▶ **THE EXERCISE**:
Please retype the data in full and exactly; the pictures are not part of the copy.

▶ **DATA FOR THIS TASK**:

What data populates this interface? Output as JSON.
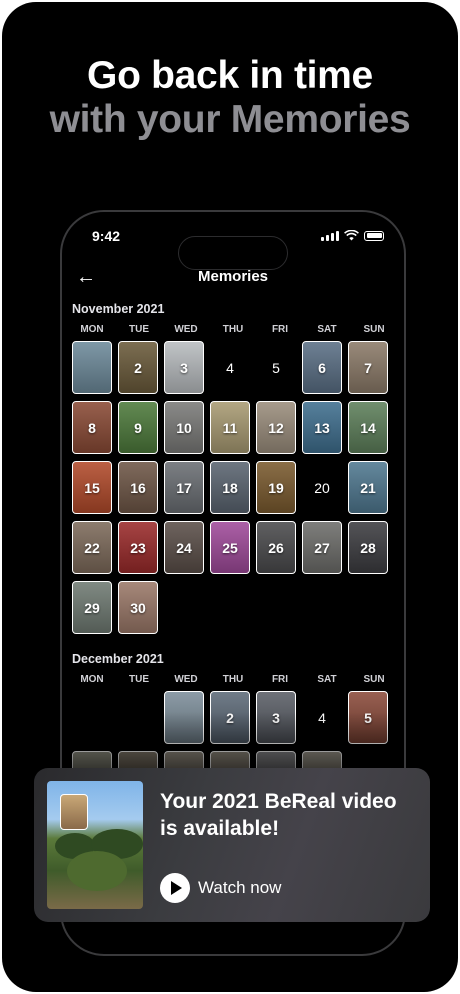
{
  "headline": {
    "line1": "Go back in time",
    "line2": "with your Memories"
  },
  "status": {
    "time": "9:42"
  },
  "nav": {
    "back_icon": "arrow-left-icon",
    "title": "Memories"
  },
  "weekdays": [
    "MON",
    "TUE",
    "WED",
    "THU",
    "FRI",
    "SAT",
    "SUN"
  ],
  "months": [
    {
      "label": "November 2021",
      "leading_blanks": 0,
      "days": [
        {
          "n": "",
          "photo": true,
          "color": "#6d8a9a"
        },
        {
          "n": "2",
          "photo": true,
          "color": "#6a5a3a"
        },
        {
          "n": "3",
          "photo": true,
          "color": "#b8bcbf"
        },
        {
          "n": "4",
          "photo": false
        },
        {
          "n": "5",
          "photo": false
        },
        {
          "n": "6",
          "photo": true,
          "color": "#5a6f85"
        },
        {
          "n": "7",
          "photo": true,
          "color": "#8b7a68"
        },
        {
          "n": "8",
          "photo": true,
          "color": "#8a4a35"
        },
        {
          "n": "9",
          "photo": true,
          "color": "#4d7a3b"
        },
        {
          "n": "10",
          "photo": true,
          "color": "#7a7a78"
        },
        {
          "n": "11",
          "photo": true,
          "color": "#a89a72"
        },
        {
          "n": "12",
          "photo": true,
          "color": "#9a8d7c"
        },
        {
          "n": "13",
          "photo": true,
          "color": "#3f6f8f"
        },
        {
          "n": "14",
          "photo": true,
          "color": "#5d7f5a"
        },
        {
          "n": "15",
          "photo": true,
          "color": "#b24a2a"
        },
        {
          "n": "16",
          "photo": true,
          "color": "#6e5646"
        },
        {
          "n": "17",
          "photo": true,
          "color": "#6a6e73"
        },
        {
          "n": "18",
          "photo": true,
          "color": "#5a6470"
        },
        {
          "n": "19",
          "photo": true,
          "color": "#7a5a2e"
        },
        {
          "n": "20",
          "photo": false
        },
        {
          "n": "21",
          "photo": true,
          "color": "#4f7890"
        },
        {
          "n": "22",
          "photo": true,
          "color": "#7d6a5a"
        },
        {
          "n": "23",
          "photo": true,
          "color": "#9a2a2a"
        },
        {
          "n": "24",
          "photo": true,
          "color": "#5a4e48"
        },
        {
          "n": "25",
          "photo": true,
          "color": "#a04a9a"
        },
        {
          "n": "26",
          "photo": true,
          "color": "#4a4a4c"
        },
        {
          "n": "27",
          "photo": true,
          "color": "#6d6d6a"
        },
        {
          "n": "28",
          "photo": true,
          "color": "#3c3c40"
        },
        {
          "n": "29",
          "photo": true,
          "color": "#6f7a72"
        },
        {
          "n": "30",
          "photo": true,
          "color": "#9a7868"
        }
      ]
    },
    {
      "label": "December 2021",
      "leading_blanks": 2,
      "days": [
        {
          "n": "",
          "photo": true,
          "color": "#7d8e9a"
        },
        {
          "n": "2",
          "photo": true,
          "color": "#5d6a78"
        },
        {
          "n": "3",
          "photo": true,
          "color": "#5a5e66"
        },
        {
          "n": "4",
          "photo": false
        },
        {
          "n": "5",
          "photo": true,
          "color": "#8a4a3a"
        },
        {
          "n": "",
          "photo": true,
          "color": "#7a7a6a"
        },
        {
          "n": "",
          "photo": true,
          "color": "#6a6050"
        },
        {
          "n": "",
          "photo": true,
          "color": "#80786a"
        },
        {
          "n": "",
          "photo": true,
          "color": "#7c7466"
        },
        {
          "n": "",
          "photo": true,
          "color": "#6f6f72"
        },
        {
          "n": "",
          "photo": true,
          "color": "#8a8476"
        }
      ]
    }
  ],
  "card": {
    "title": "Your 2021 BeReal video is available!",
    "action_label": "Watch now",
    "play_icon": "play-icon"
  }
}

▶ **SOLUTION FOR THIS TASK**:
What data populates this interface? Output as JSON.
{
  "headline": {
    "line1": "Go back in time",
    "line2": "with your Memories"
  },
  "status": {
    "time": "9:42"
  },
  "nav": {
    "back_icon": "arrow-left-icon",
    "title": "Memories"
  },
  "weekdays": [
    "MON",
    "TUE",
    "WED",
    "THU",
    "FRI",
    "SAT",
    "SUN"
  ],
  "months": [
    {
      "label": "November 2021",
      "leading_blanks": 0,
      "days": [
        {
          "n": "",
          "photo": true,
          "color": "#6d8a9a"
        },
        {
          "n": "2",
          "photo": true,
          "color": "#6a5a3a"
        },
        {
          "n": "3",
          "photo": true,
          "color": "#b8bcbf"
        },
        {
          "n": "4",
          "photo": false
        },
        {
          "n": "5",
          "photo": false
        },
        {
          "n": "6",
          "photo": true,
          "color": "#5a6f85"
        },
        {
          "n": "7",
          "photo": true,
          "color": "#8b7a68"
        },
        {
          "n": "8",
          "photo": true,
          "color": "#8a4a35"
        },
        {
          "n": "9",
          "photo": true,
          "color": "#4d7a3b"
        },
        {
          "n": "10",
          "photo": true,
          "color": "#7a7a78"
        },
        {
          "n": "11",
          "photo": true,
          "color": "#a89a72"
        },
        {
          "n": "12",
          "photo": true,
          "color": "#9a8d7c"
        },
        {
          "n": "13",
          "photo": true,
          "color": "#3f6f8f"
        },
        {
          "n": "14",
          "photo": true,
          "color": "#5d7f5a"
        },
        {
          "n": "15",
          "photo": true,
          "color": "#b24a2a"
        },
        {
          "n": "16",
          "photo": true,
          "color": "#6e5646"
        },
        {
          "n": "17",
          "photo": true,
          "color": "#6a6e73"
        },
        {
          "n": "18",
          "photo": true,
          "color": "#5a6470"
        },
        {
          "n": "19",
          "photo": true,
          "color": "#7a5a2e"
        },
        {
          "n": "20",
          "photo": false
        },
        {
          "n": "21",
          "photo": true,
          "color": "#4f7890"
        },
        {
          "n": "22",
          "photo": true,
          "color": "#7d6a5a"
        },
        {
          "n": "23",
          "photo": true,
          "color": "#9a2a2a"
        },
        {
          "n": "24",
          "photo": true,
          "color": "#5a4e48"
        },
        {
          "n": "25",
          "photo": true,
          "color": "#a04a9a"
        },
        {
          "n": "26",
          "photo": true,
          "color": "#4a4a4c"
        },
        {
          "n": "27",
          "photo": true,
          "color": "#6d6d6a"
        },
        {
          "n": "28",
          "photo": true,
          "color": "#3c3c40"
        },
        {
          "n": "29",
          "photo": true,
          "color": "#6f7a72"
        },
        {
          "n": "30",
          "photo": true,
          "color": "#9a7868"
        }
      ]
    },
    {
      "label": "December 2021",
      "leading_blanks": 2,
      "days": [
        {
          "n": "",
          "photo": true,
          "color": "#7d8e9a"
        },
        {
          "n": "2",
          "photo": true,
          "color": "#5d6a78"
        },
        {
          "n": "3",
          "photo": true,
          "color": "#5a5e66"
        },
        {
          "n": "4",
          "photo": false
        },
        {
          "n": "5",
          "photo": true,
          "color": "#8a4a3a"
        },
        {
          "n": "",
          "photo": true,
          "color": "#7a7a6a"
        },
        {
          "n": "",
          "photo": true,
          "color": "#6a6050"
        },
        {
          "n": "",
          "photo": true,
          "color": "#80786a"
        },
        {
          "n": "",
          "photo": true,
          "color": "#7c7466"
        },
        {
          "n": "",
          "photo": true,
          "color": "#6f6f72"
        },
        {
          "n": "",
          "photo": true,
          "color": "#8a8476"
        }
      ]
    }
  ],
  "card": {
    "title": "Your 2021 BeReal video is available!",
    "action_label": "Watch now",
    "play_icon": "play-icon"
  }
}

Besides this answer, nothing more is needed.